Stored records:
.....
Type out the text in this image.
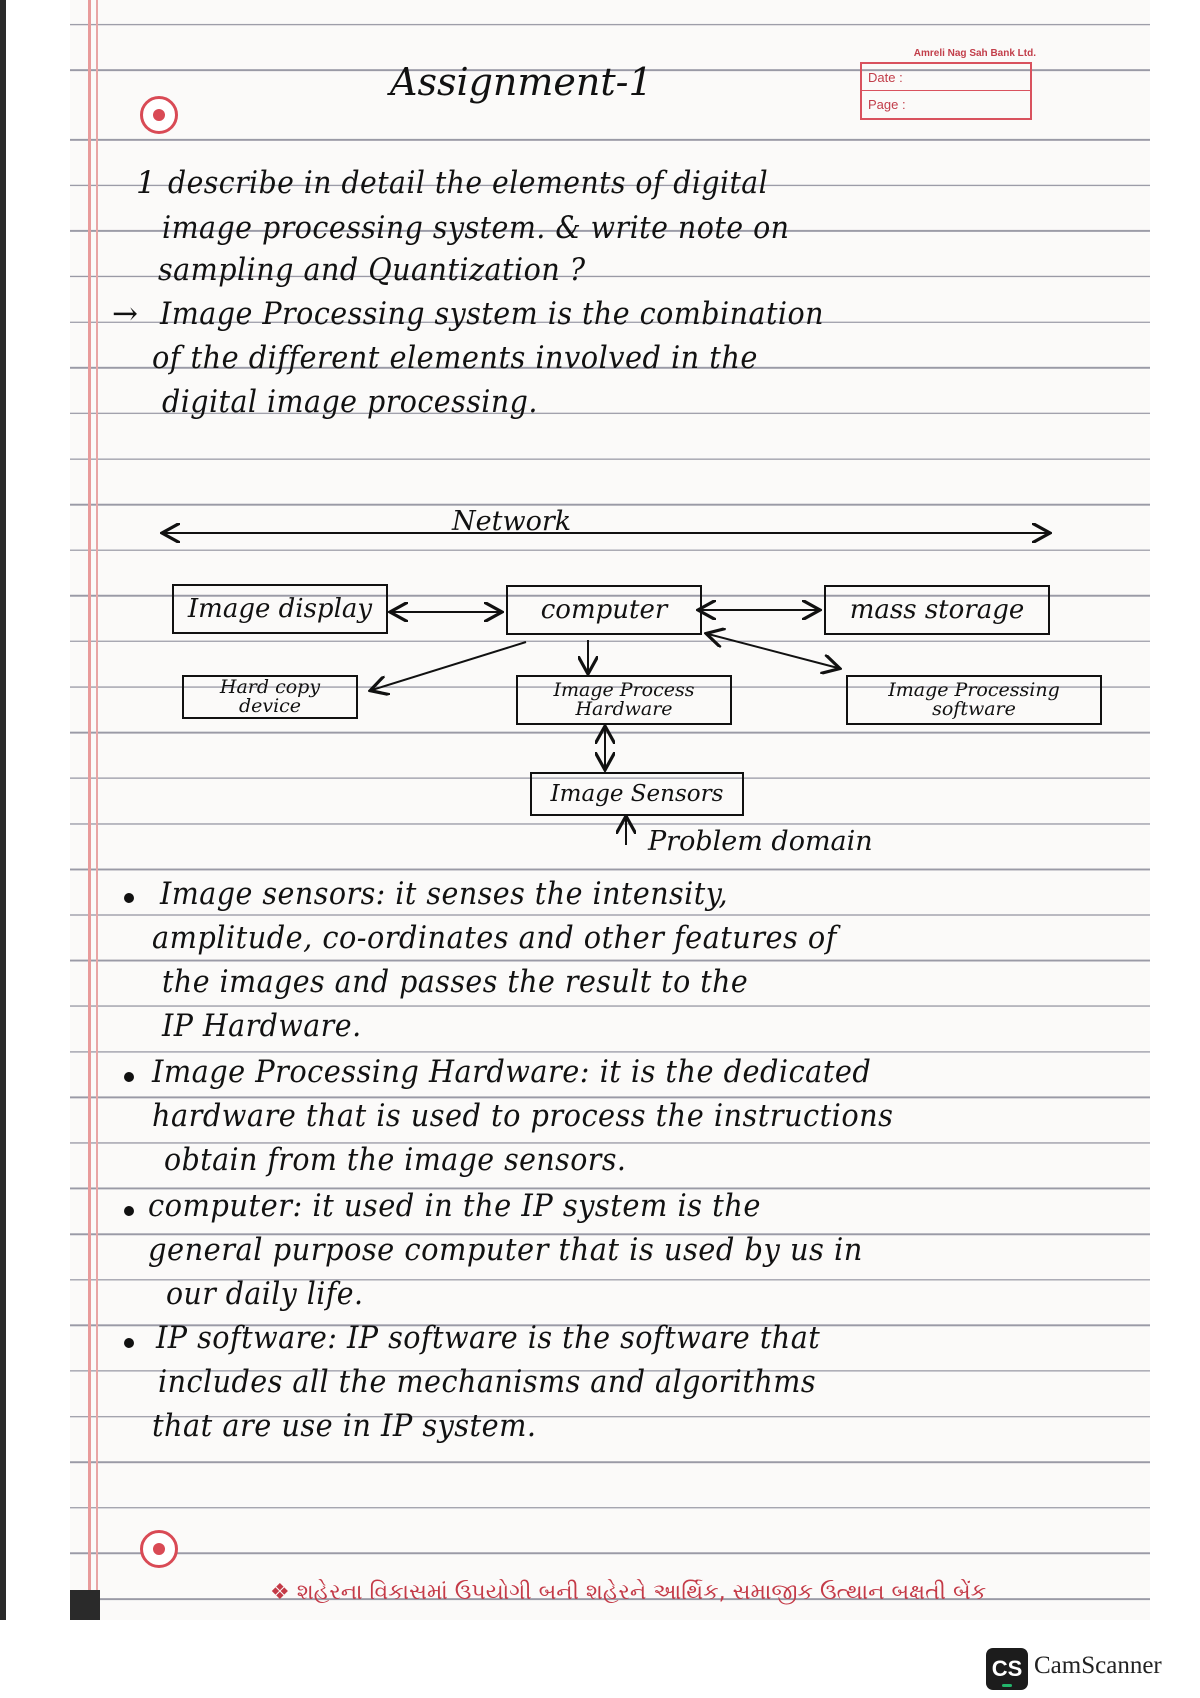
Amreli Nag Sah Bank Ltd.
Date :
Page :
Assignment-1
1 describe in detail the elements of digital
image processing system. & write note on
sampling and Quantization ?
→ Image Processing system is the combination
of the different elements involved in the
digital image processing.
Network
Image display	computer	mass storage
Hard copy
device
Image Process
Hardware
Image Processing
software
Image Sensors
Problem domain
Image sensors: it senses the intensity,
amplitude, co-ordinates and other features of
the images and passes the result to the
IP Hardware.
Image Processing Hardware: it is the dedicated
hardware that is used to process the instructions
obtain from the image sensors.
computer: it used in the IP system is the
general purpose computer that is used by us in
our daily life.
IP software: IP software is the software that
includes all the mechanisms and algorithms
that are use in IP system.
❖ શહેરના વિકાસમાં ઉપયોગી બની શહેરને આર્થિક, સમાજીક ઉત્થાન બક્ષતી બેંક
CS CamScanner
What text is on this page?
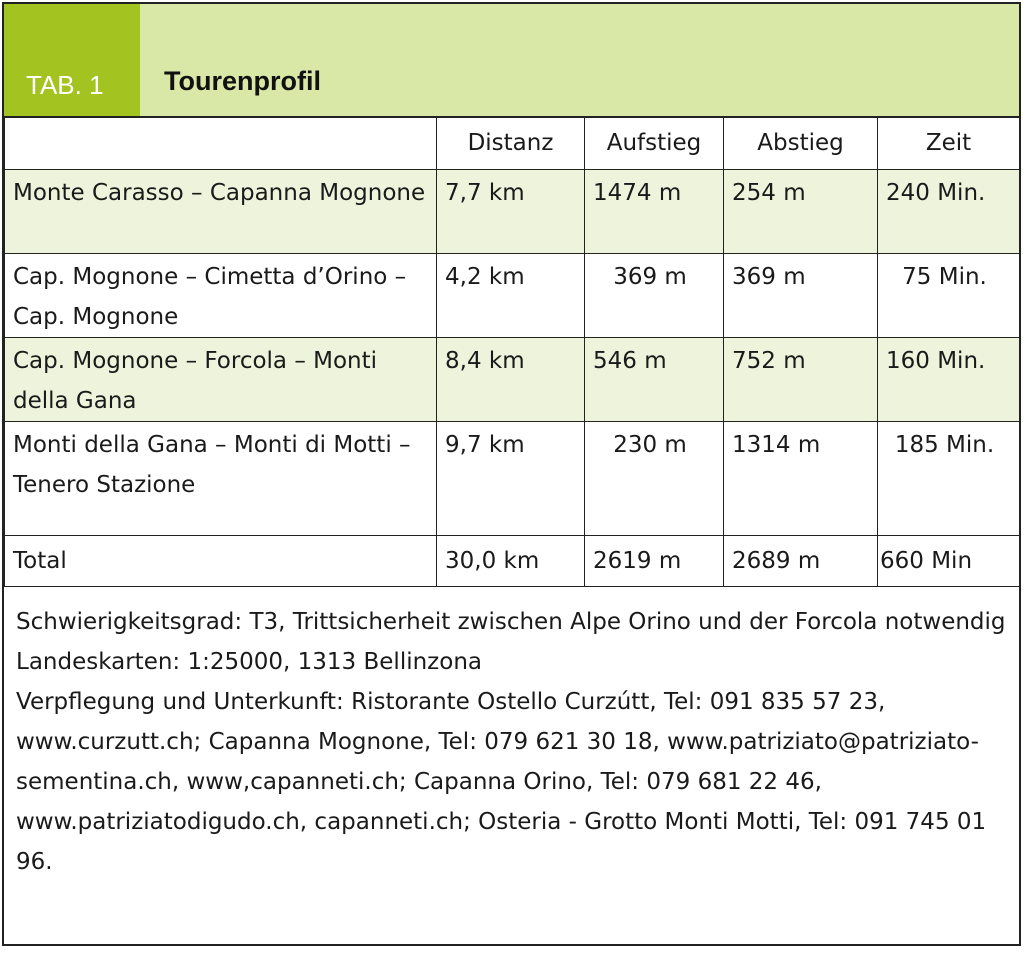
TAB. 1 Tourenprofil
	Distanz	Aufstieg	Abstieg	Zeit
Monte Carasso – Capanna Mognone	7,7 km	1474 m	254 m	240 Min.
Cap. Mognone – Cimetta d’Orino – Cap. Mognone	4,2 km	369 m	369 m	75 Min.
Cap. Mognone – Forcola – Monti della Gana	8,4 km	546 m	752 m	160 Min.
Monti della Gana – Monti di Motti – Tenero Stazione	9,7 km	230 m	1314 m	185 Min.
Total	30,0 km	2619 m	2689 m	660 Min

Schwierigkeitsgrad: T3, Trittsicherheit zwischen Alpe Orino und der Forcola notwendig

Landeskarten: 1:25000, 1313 Bellinzona

Verpflegung und Unterkunft: Ristorante Ostello Curzútt, Tel: 091 835 57 23, www.curzutt.ch; Capanna Mognone, Tel: 079 621 30 18, www.patriziato@patriziato-sementina.ch, www,capanneti.ch; Capanna Orino, Tel: 079 681 22 46, www.patriziatodigudo.ch, capanneti.ch; Osteria - Grotto Monti Motti, Tel: 091 745 01 96.
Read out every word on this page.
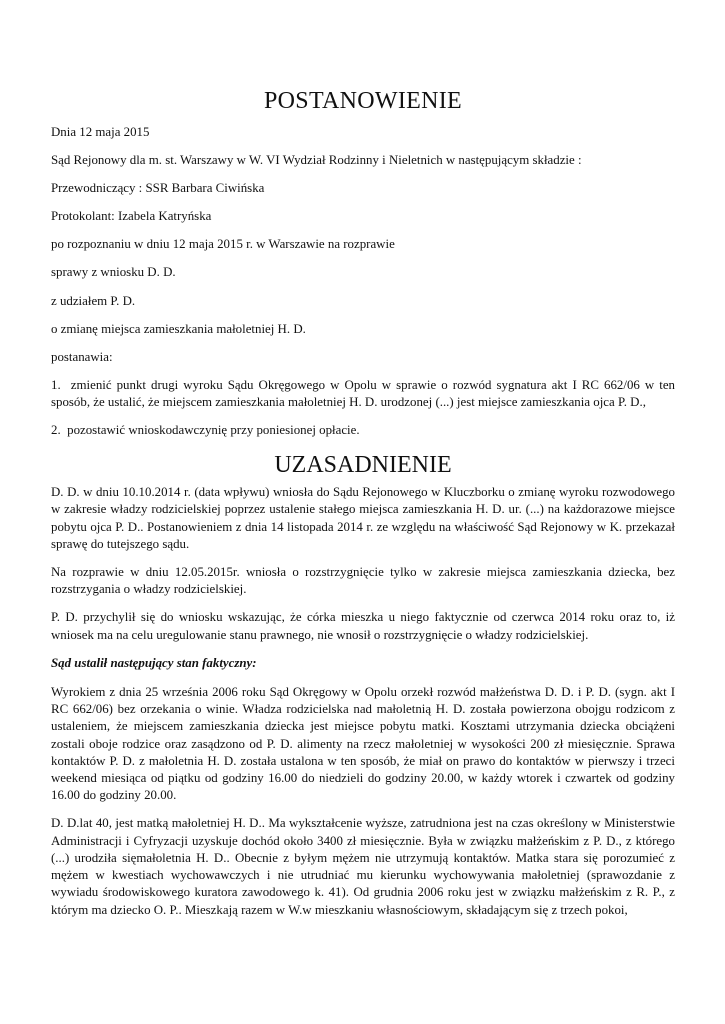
POSTANOWIENIE
Dnia 12 maja 2015
Sąd Rejonowy dla m. st. Warszawy w W. VI Wydział Rodzinny i Nieletnich w następującym składzie :
Przewodniczący : SSR Barbara Ciwińska
Protokolant: Izabela Katryńska
po rozpoznaniu w dniu 12 maja 2015 r. w Warszawie na rozprawie
sprawy z wniosku D. D.
z udziałem P. D.
o zmianę miejsca zamieszkania małoletniej H. D.
postanawia:
1. zmienić punkt drugi wyroku Sądu Okręgowego w Opolu w sprawie o rozwód sygnatura akt I RC 662/06 w ten sposób, że ustalić, że miejscem zamieszkania małoletniej H. D. urodzonej (...) jest miejsce zamieszkania ojca P. D.,
2. pozostawić wnioskodawczynię przy poniesionej opłacie.
UZASADNIENIE

D. D. w dniu 10.10.2014 r. (data wpływu) wniosła do Sądu Rejonowego w Kluczborku o zmianę wyroku rozwodowego w zakresie władzy rodzicielskiej poprzez ustalenie stałego miejsca zamieszkania H. D. ur. (...) na każdorazowe miejsce pobytu ojca P. D.. Postanowieniem z dnia 14 listopada 2014 r. ze względu na właściwość Sąd Rejonowy w K. przekazał sprawę do tutejszego sądu.

Na rozprawie w dniu 12.05.2015r. wniosła o rozstrzygnięcie tylko w zakresie miejsca zamieszkania dziecka, bez rozstrzygania o władzy rodzicielskiej.

P. D. przychylił się do wniosku wskazując, że córka mieszka u niego faktycznie od czerwca 2014 roku oraz to, iż wniosek ma na celu uregulowanie stanu prawnego, nie wnosił o rozstrzygnięcie o władzy rodzicielskiej.

Sąd ustalił następujący stan faktyczny:

Wyrokiem z dnia 25 września 2006 roku Sąd Okręgowy w Opolu orzekł rozwód małżeństwa D. D. i P. D. (sygn. akt I RC 662/06) bez orzekania o winie. Władza rodzicielska nad małoletnią H. D. została powierzona obojgu rodzicom z ustaleniem, że miejscem zamieszkania dziecka jest miejsce pobytu matki. Kosztami utrzymania dziecka obciążeni zostali oboje rodzice oraz zasądzono od P. D. alimenty na rzecz małoletniej w wysokości 200 zł miesięcznie. Sprawa kontaktów P. D. z małoletnia H. D. została ustalona w ten sposób, że miał on prawo do kontaktów w pierwszy i trzeci weekend miesiąca od piątku od godziny 16.00 do niedzieli do godziny 20.00, w każdy wtorek i czwartek od godziny 16.00 do godziny 20.00.

D. D.lat 40, jest matką małoletniej H. D.. Ma wykształcenie wyższe, zatrudniona jest na czas określony w Ministerstwie Administracji i Cyfryzacji uzyskuje dochód około 3400 zł miesięcznie. Była w związku małżeńskim z P. D., z którego (...) urodziła sięmałoletnia H. D.. Obecnie z byłym mężem nie utrzymują kontaktów. Matka stara się porozumieć z mężem w kwestiach wychowawczych i nie utrudniać mu kierunku wychowywania małoletniej (sprawozdanie z wywiadu środowiskowego kuratora zawodowego k. 41). Od grudnia 2006 roku jest w związku małżeńskim z R. P., z którym ma dziecko O. P.. Mieszkają razem w W.w mieszkaniu własnościowym, składającym się z trzech pokoi,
.....
**Problem details:** Take the data above and repeat it exactly, leaving each picture out.

**Exercise result:**
Type out the text in this image.
Amreli Nag Sah Bank Ltd.
Date :
Page :
Assignment-1
1 describe in detail the elements of digital
image processing system. & write note on
sampling and Quantization ?
→ Image Processing system is the combination
of the different elements involved in the
digital image processing.
Network
Image display	computer	mass storage
Hard copy
device
Image Process
Hardware
Image Processing
software
Image Sensors
Problem domain
Image sensors: it senses the intensity,
amplitude, co-ordinates and other features of
the images and passes the result to the
IP Hardware.
Image Processing Hardware: it is the dedicated
hardware that is used to process the instructions
obtain from the image sensors.
computer: it used in the IP system is the
general purpose computer that is used by us in
our daily life.
IP software: IP software is the software that
includes all the mechanisms and algorithms
that are use in IP system.
❖ શહેરના વિકાસમાં ઉપયોગી બની શહેરને આર્થિક, સમાજીક ઉત્થાન બક્ષતી બેંક
CS CamScanner
What text is on this page?
TAB. 1 Tourenprofil
	Distanz	Aufstieg	Abstieg	Zeit
Monte Carasso – Capanna Mognone	7,7 km	1474 m	254 m	240 Min.
Cap. Mognone – Cimetta d’Orino – Cap. Mognone	4,2 km	369 m	369 m	75 Min.
Cap. Mognone – Forcola – Monti della Gana	8,4 km	546 m	752 m	160 Min.
Monti della Gana – Monti di Motti – Tenero Stazione	9,7 km	230 m	1314 m	185 Min.
Total	30,0 km	2619 m	2689 m	660 Min

Schwierigkeitsgrad: T3, Trittsicherheit zwischen Alpe Orino und der Forcola notwendig

Landeskarten: 1:25000, 1313 Bellinzona

Verpflegung und Unterkunft: Ristorante Ostello Curzútt, Tel: 091 835 57 23, www.curzutt.ch; Capanna Mognone, Tel: 079 621 30 18, www.patriziato@patriziato-sementina.ch, www,capanneti.ch; Capanna Orino, Tel: 079 681 22 46, www.patriziatodigudo.ch, capanneti.ch; Osteria - Grotto Monti Motti, Tel: 091 745 01 96.
Read out every word on this page.
POSTANOWIENIE
Dnia 12 maja 2015
Sąd Rejonowy dla m. st. Warszawy w W. VI Wydział Rodzinny i Nieletnich w następującym składzie :
Przewodniczący : SSR Barbara Ciwińska
Protokolant: Izabela Katryńska
po rozpoznaniu w dniu 12 maja 2015 r. w Warszawie na rozprawie
sprawy z wniosku D. D.
z udziałem P. D.
o zmianę miejsca zamieszkania małoletniej H. D.
postanawia:
1. zmienić punkt drugi wyroku Sądu Okręgowego w Opolu w sprawie o rozwód sygnatura akt I RC 662/06 w ten sposób, że ustalić, że miejscem zamieszkania małoletniej H. D. urodzonej (...) jest miejsce zamieszkania ojca P. D.,
2. pozostawić wnioskodawczynię przy poniesionej opłacie.
UZASADNIENIE

D. D. w dniu 10.10.2014 r. (data wpływu) wniosła do Sądu Rejonowego w Kluczborku o zmianę wyroku rozwodowego w zakresie władzy rodzicielskiej poprzez ustalenie stałego miejsca zamieszkania H. D. ur. (...) na każdorazowe miejsce pobytu ojca P. D.. Postanowieniem z dnia 14 listopada 2014 r. ze względu na właściwość Sąd Rejonowy w K. przekazał sprawę do tutejszego sądu.

Na rozprawie w dniu 12.05.2015r. wniosła o rozstrzygnięcie tylko w zakresie miejsca zamieszkania dziecka, bez rozstrzygania o władzy rodzicielskiej.

P. D. przychylił się do wniosku wskazując, że córka mieszka u niego faktycznie od czerwca 2014 roku oraz to, iż wniosek ma na celu uregulowanie stanu prawnego, nie wnosił o rozstrzygnięcie o władzy rodzicielskiej.

Sąd ustalił następujący stan faktyczny:

Wyrokiem z dnia 25 września 2006 roku Sąd Okręgowy w Opolu orzekł rozwód małżeństwa D. D. i P. D. (sygn. akt I RC 662/06) bez orzekania o winie. Władza rodzicielska nad małoletnią H. D. została powierzona obojgu rodzicom z ustaleniem, że miejscem zamieszkania dziecka jest miejsce pobytu matki. Kosztami utrzymania dziecka obciążeni zostali oboje rodzice oraz zasądzono od P. D. alimenty na rzecz małoletniej w wysokości 200 zł miesięcznie. Sprawa kontaktów P. D. z małoletnia H. D. została ustalona w ten sposób, że miał on prawo do kontaktów w pierwszy i trzeci weekend miesiąca od piątku od godziny 16.00 do niedzieli do godziny 20.00, w każdy wtorek i czwartek od godziny 16.00 do godziny 20.00.

D. D.lat 40, jest matką małoletniej H. D.. Ma wykształcenie wyższe, zatrudniona jest na czas określony w Ministerstwie Administracji i Cyfryzacji uzyskuje dochód około 3400 zł miesięcznie. Była w związku małżeńskim z P. D., z którego (...) urodziła sięmałoletnia H. D.. Obecnie z byłym mężem nie utrzymują kontaktów. Matka stara się porozumieć z mężem w kwestiach wychowawczych i nie utrudniać mu kierunku wychowywania małoletniej (sprawozdanie z wywiadu środowiskowego kuratora zawodowego k. 41). Od grudnia 2006 roku jest w związku małżeńskim z R. P., z którym ma dziecko O. P.. Mieszkają razem w W.w mieszkaniu własnościowym, składającym się z trzech pokoi,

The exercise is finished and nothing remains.